__Material shown__.
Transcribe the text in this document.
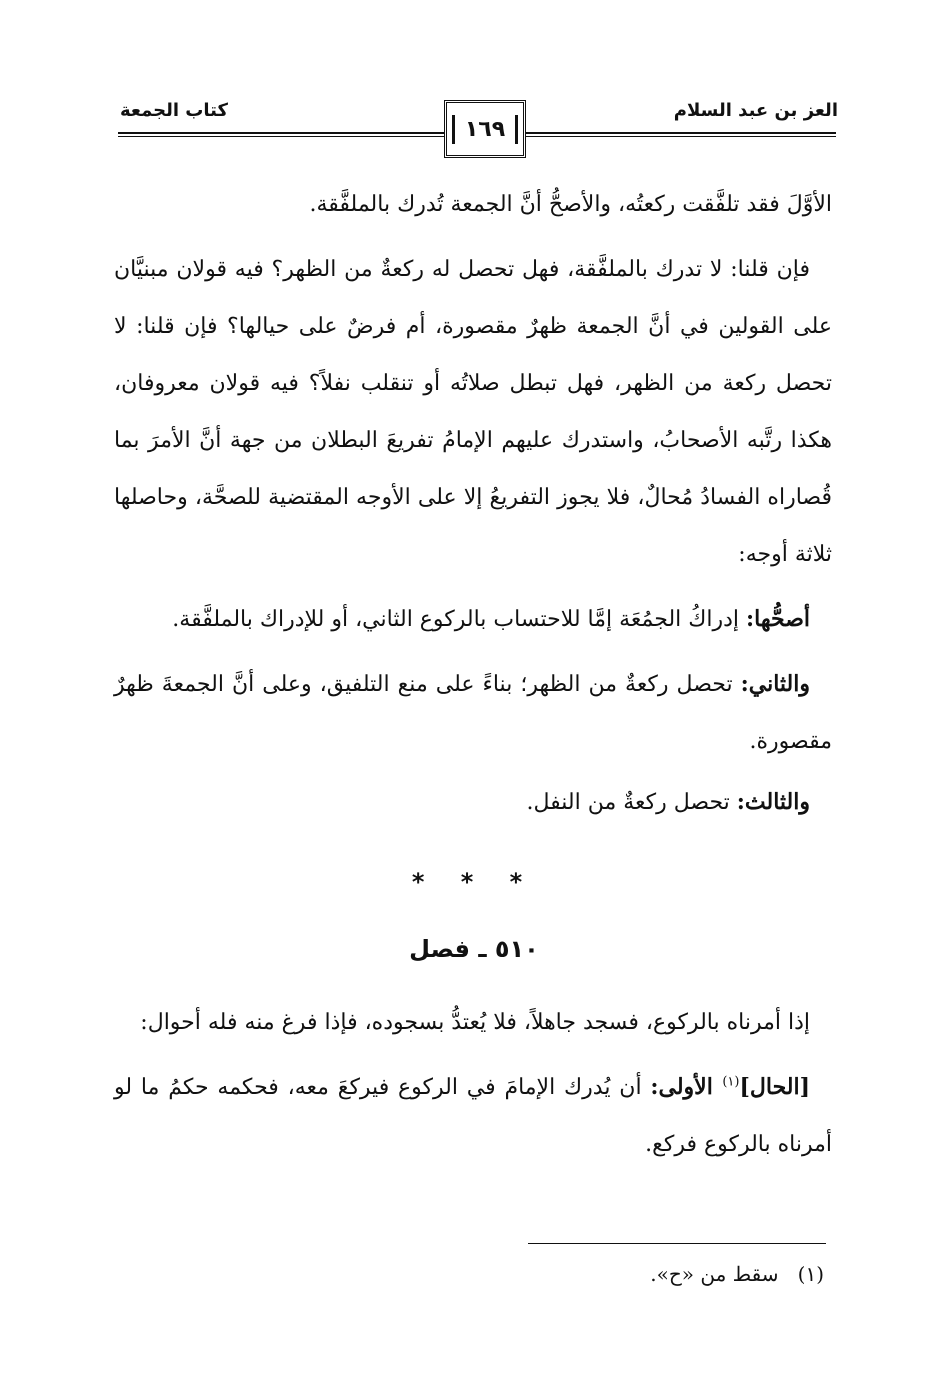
العز بن عبد السلام
كتاب الجمعة
١٦٩

الأوَّلَ فقد تلفَّقت ركعتُه، والأصحُّ أنَّ الجمعة تُدرك بالملفَّقة.

فإن قلنا: لا تدرك بالملفَّقة، فهل تحصل له ركعةٌ من الظهر؟ فيه قولان مبنيَّان على القولين في أنَّ الجمعة ظهرٌ مقصورة، أم فرضٌ على حيالها؟ فإن قلنا: لا تحصل ركعة من الظهر، فهل تبطل صلاتُه أو تنقلب نفلاً؟ فيه قولان معروفان، هكذا رتَّبه الأصحابُ، واستدرك عليهم الإمامُ تفريعَ البطلان من جهة أنَّ الأمرَ بما قُصاراه الفسادُ مُحالٌ، فلا يجوز التفريعُ إلا على الأوجه المقتضية للصحَّة، وحاصلها ثلاثة أوجه:

أصحُّها: إدراكُ الجمُعَة إمَّا للاحتساب بالركوع الثاني، أو للإدراك بالملفَّقة.

والثاني: تحصل ركعةٌ من الظهر؛ بناءً على منع التلفيق، وعلى أنَّ الجمعةَ ظهرٌ مقصورة.

والثالث: تحصل ركعةٌ من النفل.

* * *
٥١٠ ـ فصل

إذا أمرناه بالركوع، فسجد جاهلاً، فلا يُعتدُّ بسجوده، فإذا فرغ منه فله أحوال:

[الحال]$^{(١)}$ الأولى: أن يُدرك الإمامَ في الركوع فيركعَ معه، فحكمه حكمُ ما لو أمرناه بالركوع فركع.

(١)   سقط من «ح».
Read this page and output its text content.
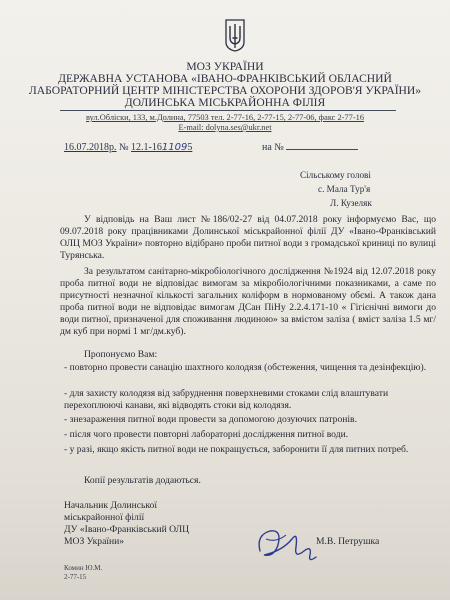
МОЗ УКРАЇНИ
ДЕРЖАВНА УСТАНОВА «ІВАНО-ФРАНКІВСЬКИЙ ОБЛАСНИЙ
ЛАБОРАТОРНИЙ ЦЕНТР МІНІСТЕРСТВА ОХОРОНИ ЗДОРОВ'Я УКРАЇНИ»
ДОЛИНСЬКА МІСЬКРАЙОННА ФІЛІЯ
вул.Обліски, 133, м.Долина, 77503 тел. 2-77-16, 2-77-15, 2-77-06, факс 2-77-16
E-mail: dolyna.ses@ukr.net
16.07.2018р. № 12.1-1611095	на №
Сільському голові
с. Мала Тур'я
Л. Кузеляк
У відповідь на Ваш лист №186/02-27 від 04.07.2018 року інформуємо Вас, що 09.07.2018 року працівниками Долинської міськрайонної філії ДУ «Івано-Франківський ОЛЦ МОЗ України» повторно відібрано проби питної води з громадської криниці по вулиці Турянська.
За результатом санітарно-мікробіологічного дослідження №1924 від 12.07.2018 року проба питної води не відповідає вимогам за мікробіологічними показниками, а саме по присутності незначної кількості загальних коліформ в нормованому обємі. А також дана проба питної води не відповідає вимогам ДСан ПіНу 2.2.4.171-10 « Гігієнічні вимоги до води питної, призначеної для споживання людиною» за вмістом заліза ( вміст заліза 1.5 мг/дм куб при нормі 1 мг/дм.куб).
Пропонуємо Вам:
- повторно провести санацію шахтного колодязя (обстеження, чищення та дезінфекцію).
- для захисту колодязя від забруднення поверхневими стоками слід влаштувати перехоплюючі канави, які відводять стоки від колодязя.
- знезараження питної води провести за допомогою дозуючих патронів.
- після чого провести повторні лабораторні дослідження питної води.
- у разі, якщо якість питної води не покращується, заборонити її для питних потреб.
Копії результатів додаються.
Начальник Долинської
міськрайонної філії
ДУ «Івано-Франківський ОЛЦ
МОЗ України»	М.В. Петрушка
Комин Ю.М.
2-77-15
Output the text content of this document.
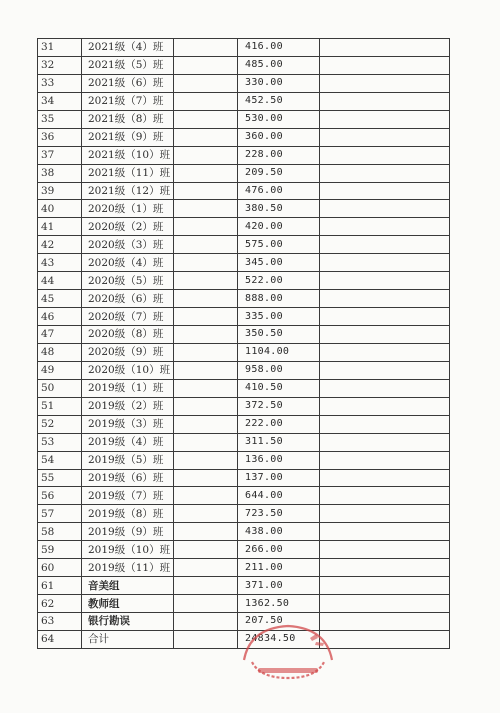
31	2021级（4）班		416.00	
32	2021级（5）班		485.00	
33	2021级（6）班		330.00	
34	2021级（7）班		452.50	
35	2021级（8）班		530.00	
36	2021级（9）班		360.00	
37	2021级（10）班		228.00	
38	2021级（11）班		209.50	
39	2021级（12）班		476.00	
40	2020级（1）班		380.50	
41	2020级（2）班		420.00	
42	2020级（3）班		575.00	
43	2020级（4）班		345.00	
44	2020级（5）班		522.00	
45	2020级（6）班		888.00	
46	2020级（7）班		335.00	
47	2020级（8）班		350.50	
48	2020级（9）班		1104.00	
49	2020级（10）班		958.00	
50	2019级（1）班		410.50	
51	2019级（2）班		372.50	
52	2019级（3）班		222.00	
53	2019级（4）班		311.50	
54	2019级（5）班		136.00	
55	2019级（6）班		137.00	
56	2019级（7）班		644.00	
57	2019级（8）班		723.50	
58	2019级（9）班		438.00	
59	2019级（10）班		266.00	
60	2019级（11）班		211.00	
61	音美组		371.00	
62	教师组		1362.50	
63	银行勘误		207.50	
64	合计		24834.50	
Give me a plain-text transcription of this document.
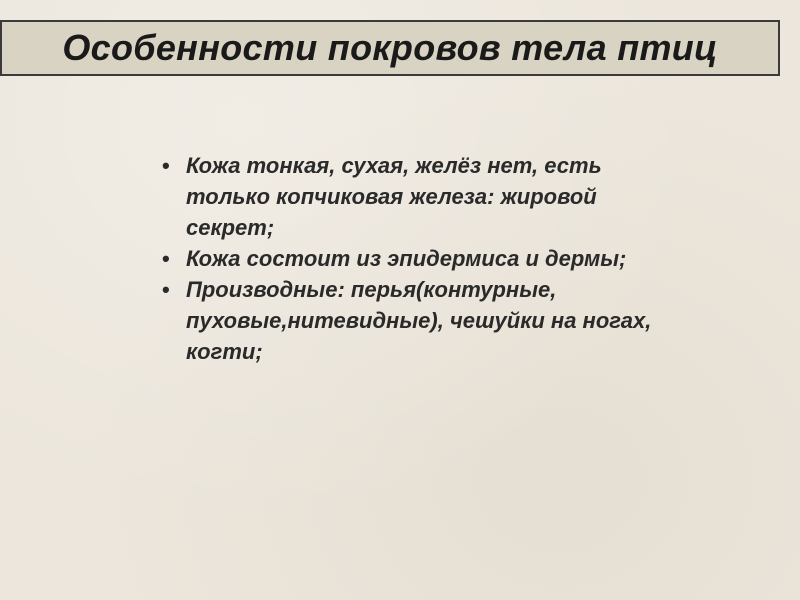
Особенности покровов тела птиц
• Кожа тонкая, сухая, желёз нет, есть только копчиковая железа: жировой секрет;
• Кожа состоит из эпидермиса и дермы;
• Производные: перья(контурные, пуховые,нитевидные), чешуйки на ногах, когти;
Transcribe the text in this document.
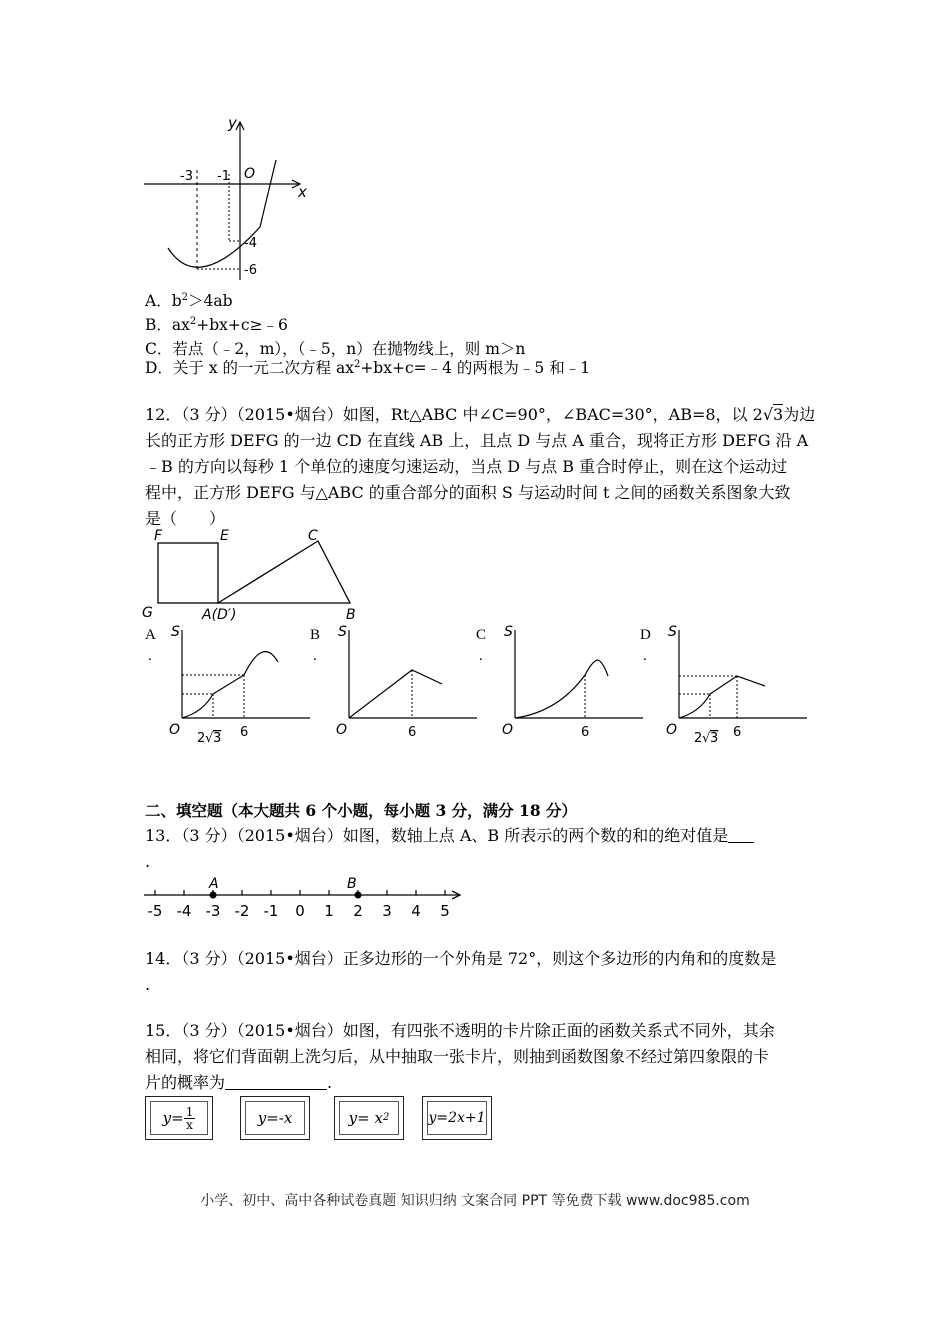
y
x
O
-3 -1
-4
-6
A．$b^2>4ab$
B．$ax^2+bx+c\ge﹣6$
C．若点（﹣2，m），（﹣5，n）在抛物线上，则 m＞n
D．关于 x 的一元二次方程 $ax^2+bx+c=﹣4$ 的两根为﹣5 和﹣1
12．（3 分）（2015•烟台）如图，Rt△ABC 中∠C=90°，∠BAC=30°，AB=8，以 2√3为边
长的正方形 DEFG 的一边 CD 在直线 AB 上，且点 D 与点 A 重合，现将正方形 DEFG 沿 A
﹣B 的方向以每秒 1 个单位的速度匀速运动，当点 D 与点 B 重合时停止，则在这个运动过
程中，正方形 DEFG 与△ABC 的重合部分的面积 S 与运动时间 t 之间的函数关系图象大致
是（　　）
F	E	C
G	A(D′)	B
A
.
B
.
C
.
D
.
S
O
2 3
√ 6
S
O	6
S
O	6
S
O
2 √ 3 6
二、填空题（本大题共 6 个小题，每小题 3 分，满分 18 分）
13．（3 分）（2015•烟台）如图，数轴上点 A、B 所表示的两个数的和的绝对值是
.
-5 -4 -3 -2 -1 0 1 2 3 4 5
A	B
14．（3 分）（2015•烟台）正多边形的一个外角是 72°，则这个多边形的内角和的度数是
.
15．（3 分）（2015•烟台）如图，有四张不透明的卡片除正面的函数关系式不同外，其余
相同，将它们背面朝上洗匀后，从中抽取一张卡片，则抽到函数图象不经过第四象限的卡
片的概率为	.
$y= \frac{1}{x}$	y=-x	y= x 2	y=2x+1
小学、初中、高中各种试卷真题 知识归纳 文案合同 PPT 等免费下载 www.doc985.com
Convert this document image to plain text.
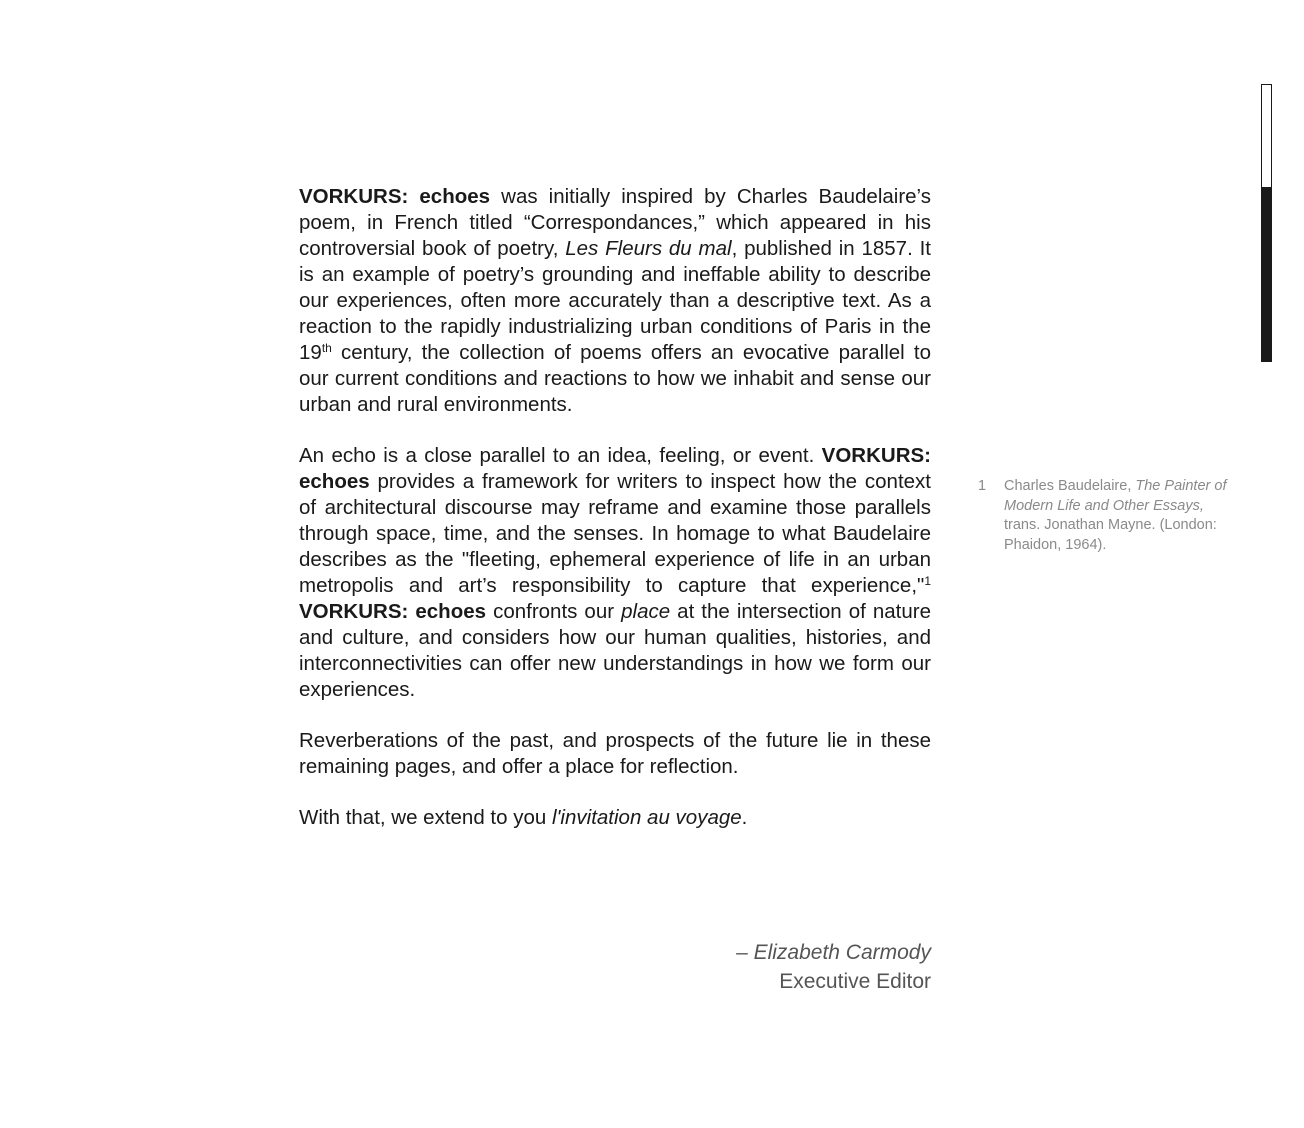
VORKURS: echoes was initially inspired by Charles Baudelaire’s poem, in French titled “Correspondances,” which appeared in his controversial book of poetry, Les Fleurs du mal, published in 1857. It is an example of poetry’s grounding and ineffable ability to describe our experiences, often more accurately than a descriptive text. As a reaction to the rapidly industrializing urban conditions of Paris in the 19th century, the collection of poems offers an evocative parallel to our current conditions and reactions to how we inhabit and sense our urban and rural environments.

An echo is a close parallel to an idea, feeling, or event. VORKURS: echoes provides a framework for writers to inspect how the context of architectural discourse may reframe and examine those parallels through space, time, and the senses. In homage to what Baudelaire describes as the "fleeting, ephemeral experience of life in an urban metropolis and art’s responsibility to capture that experience,"$^1$ VORKURS: echoes confronts our place at the intersection of nature and culture, and considers how our human qualities, histories, and interconnectivities can offer new understandings in how we form our experiences.

Reverberations of the past, and prospects of the future lie in these remaining pages, and offer a place for reflection.

With that, we extend to you l'invitation au voyage.

– Elizabeth Carmody
Executive Editor
1	Charles Baudelaire, The Painter of Modern Life and Other Essays, trans. Jonathan Mayne. (London: Phaidon, 1964).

__Exercise__. Within the listing above, find every line containing the string "міськрайонної" and return it.

__Result of this task__.
У відповідь на Ваш лист №186/02-27 від 04.07.2018 року інформуємо Вас, що 09.07.2018 року працівниками Долинської міськрайонної філії ДУ «Івано-Франківський ОЛЦ МОЗ України» повторно відібрано проби питної води з громадської криниці по вулиці Турянська.
міськрайонної філії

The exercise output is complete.